(What you are asked to do) Work out the number of lines with the word "NIII" in the material below, then reply with that number only.

Extracts from a graphics dataset
:::

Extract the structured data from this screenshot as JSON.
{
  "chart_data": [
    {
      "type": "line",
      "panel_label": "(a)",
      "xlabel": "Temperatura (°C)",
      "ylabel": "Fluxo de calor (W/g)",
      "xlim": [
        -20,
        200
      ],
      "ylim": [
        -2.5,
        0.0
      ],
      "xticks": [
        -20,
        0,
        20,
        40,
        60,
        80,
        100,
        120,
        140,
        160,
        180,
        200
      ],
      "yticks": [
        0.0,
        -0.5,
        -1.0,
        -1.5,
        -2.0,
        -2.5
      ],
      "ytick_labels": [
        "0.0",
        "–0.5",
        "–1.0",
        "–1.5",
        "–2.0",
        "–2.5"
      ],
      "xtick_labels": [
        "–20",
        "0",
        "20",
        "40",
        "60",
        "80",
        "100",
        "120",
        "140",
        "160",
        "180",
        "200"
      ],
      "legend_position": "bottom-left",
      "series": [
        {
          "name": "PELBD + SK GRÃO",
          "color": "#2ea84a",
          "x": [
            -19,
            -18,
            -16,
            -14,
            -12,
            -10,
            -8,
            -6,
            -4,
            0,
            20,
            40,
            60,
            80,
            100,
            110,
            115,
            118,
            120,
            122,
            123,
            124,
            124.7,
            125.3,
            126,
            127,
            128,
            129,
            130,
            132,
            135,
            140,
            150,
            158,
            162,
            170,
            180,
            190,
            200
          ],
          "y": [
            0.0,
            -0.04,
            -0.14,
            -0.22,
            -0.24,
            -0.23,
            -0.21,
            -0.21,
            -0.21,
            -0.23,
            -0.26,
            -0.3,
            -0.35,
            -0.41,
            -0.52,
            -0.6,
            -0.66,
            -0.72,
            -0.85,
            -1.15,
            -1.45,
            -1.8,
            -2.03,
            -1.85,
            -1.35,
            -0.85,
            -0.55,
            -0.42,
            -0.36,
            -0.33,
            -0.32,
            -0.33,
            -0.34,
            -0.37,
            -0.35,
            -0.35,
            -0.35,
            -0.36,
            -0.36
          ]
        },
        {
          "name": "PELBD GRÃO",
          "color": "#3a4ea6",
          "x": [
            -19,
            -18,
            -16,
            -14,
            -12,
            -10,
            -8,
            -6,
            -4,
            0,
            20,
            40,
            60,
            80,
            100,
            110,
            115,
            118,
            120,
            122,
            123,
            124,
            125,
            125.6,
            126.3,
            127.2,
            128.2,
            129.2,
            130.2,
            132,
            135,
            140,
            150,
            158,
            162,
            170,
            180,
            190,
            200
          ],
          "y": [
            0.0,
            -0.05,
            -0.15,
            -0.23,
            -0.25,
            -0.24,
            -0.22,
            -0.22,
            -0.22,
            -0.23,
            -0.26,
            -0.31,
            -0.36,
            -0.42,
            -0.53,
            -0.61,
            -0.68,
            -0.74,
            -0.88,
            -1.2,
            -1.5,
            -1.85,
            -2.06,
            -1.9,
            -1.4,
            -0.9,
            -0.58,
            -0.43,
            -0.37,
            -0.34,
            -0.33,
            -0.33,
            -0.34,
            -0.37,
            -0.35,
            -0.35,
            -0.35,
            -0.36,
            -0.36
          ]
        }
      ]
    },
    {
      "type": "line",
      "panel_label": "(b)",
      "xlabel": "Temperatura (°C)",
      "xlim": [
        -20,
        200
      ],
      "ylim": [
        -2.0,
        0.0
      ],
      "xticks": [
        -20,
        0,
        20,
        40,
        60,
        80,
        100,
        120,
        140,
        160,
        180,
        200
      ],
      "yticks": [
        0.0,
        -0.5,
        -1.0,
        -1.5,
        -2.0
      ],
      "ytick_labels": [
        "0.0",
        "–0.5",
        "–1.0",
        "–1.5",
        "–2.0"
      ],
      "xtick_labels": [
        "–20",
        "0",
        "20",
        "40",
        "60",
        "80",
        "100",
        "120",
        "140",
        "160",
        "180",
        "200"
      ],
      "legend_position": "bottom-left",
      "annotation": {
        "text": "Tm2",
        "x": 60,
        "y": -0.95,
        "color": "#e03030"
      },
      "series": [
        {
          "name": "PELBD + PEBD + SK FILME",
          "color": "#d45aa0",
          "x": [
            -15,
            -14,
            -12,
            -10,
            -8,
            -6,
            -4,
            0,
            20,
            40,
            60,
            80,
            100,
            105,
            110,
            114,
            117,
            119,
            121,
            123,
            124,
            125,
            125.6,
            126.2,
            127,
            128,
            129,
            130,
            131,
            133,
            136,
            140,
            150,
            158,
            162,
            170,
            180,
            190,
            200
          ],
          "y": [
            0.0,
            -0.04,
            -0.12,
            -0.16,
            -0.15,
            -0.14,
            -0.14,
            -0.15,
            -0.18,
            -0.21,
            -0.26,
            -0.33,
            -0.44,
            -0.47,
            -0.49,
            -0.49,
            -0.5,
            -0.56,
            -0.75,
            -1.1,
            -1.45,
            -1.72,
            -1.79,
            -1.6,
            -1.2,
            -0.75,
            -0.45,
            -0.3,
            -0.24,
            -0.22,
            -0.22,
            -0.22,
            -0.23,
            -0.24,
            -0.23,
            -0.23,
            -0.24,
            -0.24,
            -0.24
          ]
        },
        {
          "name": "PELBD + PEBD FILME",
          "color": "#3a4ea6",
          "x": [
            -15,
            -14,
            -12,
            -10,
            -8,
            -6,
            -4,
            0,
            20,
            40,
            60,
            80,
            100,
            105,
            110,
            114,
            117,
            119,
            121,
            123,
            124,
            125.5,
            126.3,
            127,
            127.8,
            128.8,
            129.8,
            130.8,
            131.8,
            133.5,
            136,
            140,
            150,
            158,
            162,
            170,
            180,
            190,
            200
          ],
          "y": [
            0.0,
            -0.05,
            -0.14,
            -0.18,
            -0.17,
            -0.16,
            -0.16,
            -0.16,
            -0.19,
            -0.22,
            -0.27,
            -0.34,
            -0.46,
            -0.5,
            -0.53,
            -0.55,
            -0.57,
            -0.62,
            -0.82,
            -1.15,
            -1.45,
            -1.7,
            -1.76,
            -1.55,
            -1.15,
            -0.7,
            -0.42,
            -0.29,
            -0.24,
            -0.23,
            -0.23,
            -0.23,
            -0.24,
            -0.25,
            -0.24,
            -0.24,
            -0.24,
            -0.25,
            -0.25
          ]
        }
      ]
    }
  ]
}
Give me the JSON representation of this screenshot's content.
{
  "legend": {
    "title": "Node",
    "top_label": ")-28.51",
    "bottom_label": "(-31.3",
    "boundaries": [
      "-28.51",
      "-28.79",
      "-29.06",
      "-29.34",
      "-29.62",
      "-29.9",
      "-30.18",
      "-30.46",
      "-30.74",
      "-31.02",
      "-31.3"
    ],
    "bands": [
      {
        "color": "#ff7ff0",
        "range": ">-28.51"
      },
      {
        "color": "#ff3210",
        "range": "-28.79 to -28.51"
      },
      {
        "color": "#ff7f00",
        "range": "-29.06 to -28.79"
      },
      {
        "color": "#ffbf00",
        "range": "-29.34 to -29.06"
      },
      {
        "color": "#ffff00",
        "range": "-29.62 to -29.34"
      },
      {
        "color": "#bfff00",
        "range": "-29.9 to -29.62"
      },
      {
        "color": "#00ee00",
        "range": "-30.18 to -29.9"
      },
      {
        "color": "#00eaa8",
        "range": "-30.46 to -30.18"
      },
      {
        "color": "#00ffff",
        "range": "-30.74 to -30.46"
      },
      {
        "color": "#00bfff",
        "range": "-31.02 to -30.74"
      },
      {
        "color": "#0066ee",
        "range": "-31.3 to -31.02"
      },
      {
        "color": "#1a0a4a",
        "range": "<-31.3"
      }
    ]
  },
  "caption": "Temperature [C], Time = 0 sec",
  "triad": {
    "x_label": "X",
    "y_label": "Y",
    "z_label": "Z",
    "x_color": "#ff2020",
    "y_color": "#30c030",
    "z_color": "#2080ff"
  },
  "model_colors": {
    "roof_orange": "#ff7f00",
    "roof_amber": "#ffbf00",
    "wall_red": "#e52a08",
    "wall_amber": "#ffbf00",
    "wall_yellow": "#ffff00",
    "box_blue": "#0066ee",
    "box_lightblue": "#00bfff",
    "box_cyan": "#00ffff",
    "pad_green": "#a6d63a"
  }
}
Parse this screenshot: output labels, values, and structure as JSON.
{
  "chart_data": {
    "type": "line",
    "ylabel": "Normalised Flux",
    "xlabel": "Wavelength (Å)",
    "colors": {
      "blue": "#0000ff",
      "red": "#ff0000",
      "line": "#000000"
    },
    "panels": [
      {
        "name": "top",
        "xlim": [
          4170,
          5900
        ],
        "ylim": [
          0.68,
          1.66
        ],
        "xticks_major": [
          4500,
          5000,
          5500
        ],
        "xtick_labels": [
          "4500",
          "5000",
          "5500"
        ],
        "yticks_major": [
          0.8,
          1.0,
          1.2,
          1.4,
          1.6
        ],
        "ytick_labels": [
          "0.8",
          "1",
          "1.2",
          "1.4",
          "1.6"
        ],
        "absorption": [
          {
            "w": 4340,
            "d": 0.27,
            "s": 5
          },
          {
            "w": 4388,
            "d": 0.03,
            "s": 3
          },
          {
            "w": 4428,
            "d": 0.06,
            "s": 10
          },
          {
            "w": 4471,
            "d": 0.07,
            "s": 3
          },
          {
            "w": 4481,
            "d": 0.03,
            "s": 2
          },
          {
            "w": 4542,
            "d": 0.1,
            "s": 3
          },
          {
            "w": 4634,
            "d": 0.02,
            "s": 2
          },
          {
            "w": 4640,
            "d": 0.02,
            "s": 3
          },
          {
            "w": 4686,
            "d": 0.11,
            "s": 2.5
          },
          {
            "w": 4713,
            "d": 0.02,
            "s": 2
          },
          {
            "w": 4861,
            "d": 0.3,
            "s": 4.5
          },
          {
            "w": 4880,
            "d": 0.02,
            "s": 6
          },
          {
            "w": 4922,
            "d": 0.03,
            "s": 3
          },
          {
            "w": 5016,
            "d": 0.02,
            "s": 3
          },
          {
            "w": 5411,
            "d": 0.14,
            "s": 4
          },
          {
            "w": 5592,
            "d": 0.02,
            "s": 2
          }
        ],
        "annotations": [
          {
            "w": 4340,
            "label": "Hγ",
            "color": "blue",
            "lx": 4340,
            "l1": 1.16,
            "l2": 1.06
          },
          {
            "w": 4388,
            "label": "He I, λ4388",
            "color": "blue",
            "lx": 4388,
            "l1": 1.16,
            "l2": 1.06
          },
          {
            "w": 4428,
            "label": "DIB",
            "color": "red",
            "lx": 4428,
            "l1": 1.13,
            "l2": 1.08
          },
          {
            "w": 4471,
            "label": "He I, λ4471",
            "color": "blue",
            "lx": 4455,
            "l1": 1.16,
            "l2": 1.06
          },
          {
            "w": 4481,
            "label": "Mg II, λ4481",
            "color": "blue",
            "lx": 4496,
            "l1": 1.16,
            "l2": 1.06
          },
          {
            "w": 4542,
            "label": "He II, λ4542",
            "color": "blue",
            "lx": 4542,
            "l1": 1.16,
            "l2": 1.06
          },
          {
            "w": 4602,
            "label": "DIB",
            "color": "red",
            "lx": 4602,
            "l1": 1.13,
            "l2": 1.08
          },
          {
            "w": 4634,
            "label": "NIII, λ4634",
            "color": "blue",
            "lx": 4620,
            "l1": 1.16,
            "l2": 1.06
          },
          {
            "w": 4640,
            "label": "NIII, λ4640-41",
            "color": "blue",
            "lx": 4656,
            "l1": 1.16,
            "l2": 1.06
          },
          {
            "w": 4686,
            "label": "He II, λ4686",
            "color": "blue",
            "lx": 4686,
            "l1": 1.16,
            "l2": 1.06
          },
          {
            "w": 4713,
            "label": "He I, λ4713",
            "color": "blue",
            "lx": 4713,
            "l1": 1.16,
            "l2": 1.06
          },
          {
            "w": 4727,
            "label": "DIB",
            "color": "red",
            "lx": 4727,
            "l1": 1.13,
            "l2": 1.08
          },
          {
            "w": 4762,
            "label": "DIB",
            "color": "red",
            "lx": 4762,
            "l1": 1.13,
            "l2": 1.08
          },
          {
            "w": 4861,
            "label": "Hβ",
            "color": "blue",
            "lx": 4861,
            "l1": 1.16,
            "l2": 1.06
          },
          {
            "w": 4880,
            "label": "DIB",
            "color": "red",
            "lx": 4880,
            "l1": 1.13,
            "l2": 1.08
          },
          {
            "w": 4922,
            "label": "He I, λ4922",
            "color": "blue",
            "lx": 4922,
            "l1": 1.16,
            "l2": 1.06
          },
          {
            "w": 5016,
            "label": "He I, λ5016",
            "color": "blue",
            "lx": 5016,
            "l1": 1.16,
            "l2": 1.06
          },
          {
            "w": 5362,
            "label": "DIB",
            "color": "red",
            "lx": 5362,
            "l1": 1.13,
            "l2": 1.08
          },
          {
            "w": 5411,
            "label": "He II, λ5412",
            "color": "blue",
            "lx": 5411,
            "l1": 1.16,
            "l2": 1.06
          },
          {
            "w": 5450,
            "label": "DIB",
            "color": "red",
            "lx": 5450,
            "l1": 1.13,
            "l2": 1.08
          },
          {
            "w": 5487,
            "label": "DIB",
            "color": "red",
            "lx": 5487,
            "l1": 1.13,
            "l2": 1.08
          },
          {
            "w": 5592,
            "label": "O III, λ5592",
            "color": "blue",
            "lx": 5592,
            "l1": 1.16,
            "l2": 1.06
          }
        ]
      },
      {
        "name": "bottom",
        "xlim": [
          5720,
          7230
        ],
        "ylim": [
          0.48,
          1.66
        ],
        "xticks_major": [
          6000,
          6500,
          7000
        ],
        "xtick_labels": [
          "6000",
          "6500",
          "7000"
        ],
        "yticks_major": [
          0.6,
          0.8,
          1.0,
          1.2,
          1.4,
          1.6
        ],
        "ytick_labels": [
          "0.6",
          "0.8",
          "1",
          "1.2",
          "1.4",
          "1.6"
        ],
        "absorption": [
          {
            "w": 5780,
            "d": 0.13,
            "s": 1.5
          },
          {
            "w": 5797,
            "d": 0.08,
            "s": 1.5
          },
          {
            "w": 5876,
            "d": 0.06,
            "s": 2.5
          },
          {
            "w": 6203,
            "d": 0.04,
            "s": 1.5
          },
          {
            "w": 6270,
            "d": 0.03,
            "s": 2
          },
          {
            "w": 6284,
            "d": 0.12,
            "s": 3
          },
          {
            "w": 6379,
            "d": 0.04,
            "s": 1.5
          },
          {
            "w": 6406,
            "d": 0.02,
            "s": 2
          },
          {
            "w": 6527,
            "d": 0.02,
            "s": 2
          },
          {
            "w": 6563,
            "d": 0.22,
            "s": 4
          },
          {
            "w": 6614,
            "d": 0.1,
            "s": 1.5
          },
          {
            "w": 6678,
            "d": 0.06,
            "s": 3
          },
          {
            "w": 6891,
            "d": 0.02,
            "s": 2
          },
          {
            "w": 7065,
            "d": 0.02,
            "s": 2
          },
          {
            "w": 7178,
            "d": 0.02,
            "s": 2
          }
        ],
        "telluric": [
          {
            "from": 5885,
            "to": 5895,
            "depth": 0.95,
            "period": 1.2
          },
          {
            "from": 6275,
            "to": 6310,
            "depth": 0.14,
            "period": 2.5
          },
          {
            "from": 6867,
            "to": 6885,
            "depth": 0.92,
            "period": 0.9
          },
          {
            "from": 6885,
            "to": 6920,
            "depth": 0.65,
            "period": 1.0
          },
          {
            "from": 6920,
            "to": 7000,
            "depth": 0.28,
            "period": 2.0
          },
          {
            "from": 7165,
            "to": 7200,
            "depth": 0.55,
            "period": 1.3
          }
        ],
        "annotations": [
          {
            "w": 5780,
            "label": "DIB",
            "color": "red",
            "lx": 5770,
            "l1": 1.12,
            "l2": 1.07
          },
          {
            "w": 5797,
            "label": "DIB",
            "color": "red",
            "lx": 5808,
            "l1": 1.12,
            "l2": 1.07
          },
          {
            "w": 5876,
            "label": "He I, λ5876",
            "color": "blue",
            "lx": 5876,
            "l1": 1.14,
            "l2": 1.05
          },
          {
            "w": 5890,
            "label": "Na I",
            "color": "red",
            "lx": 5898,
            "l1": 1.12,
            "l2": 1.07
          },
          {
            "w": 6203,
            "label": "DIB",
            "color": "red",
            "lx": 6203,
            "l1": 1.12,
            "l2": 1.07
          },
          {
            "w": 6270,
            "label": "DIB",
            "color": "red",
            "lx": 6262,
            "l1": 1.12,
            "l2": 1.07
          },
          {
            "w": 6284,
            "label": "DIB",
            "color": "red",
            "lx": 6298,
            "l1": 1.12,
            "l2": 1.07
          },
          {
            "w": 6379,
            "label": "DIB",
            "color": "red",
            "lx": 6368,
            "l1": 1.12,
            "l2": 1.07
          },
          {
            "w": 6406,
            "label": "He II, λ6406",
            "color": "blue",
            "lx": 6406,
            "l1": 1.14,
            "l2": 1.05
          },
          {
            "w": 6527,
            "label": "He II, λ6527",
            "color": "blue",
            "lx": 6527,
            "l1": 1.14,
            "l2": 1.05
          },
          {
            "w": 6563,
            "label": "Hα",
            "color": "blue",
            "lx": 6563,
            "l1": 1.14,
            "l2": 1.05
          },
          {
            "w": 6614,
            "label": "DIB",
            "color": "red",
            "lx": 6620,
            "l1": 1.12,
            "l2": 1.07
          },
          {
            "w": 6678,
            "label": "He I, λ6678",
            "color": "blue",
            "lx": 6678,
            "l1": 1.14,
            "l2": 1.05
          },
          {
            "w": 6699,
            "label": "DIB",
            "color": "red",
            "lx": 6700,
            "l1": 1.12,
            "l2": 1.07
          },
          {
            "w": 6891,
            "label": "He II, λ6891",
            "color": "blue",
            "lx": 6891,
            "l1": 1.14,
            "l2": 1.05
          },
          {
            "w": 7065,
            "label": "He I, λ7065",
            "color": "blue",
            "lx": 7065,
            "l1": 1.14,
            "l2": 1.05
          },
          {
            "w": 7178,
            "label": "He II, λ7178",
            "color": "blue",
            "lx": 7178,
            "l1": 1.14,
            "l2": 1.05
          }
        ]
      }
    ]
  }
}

:::

(Solution to this exercise) 2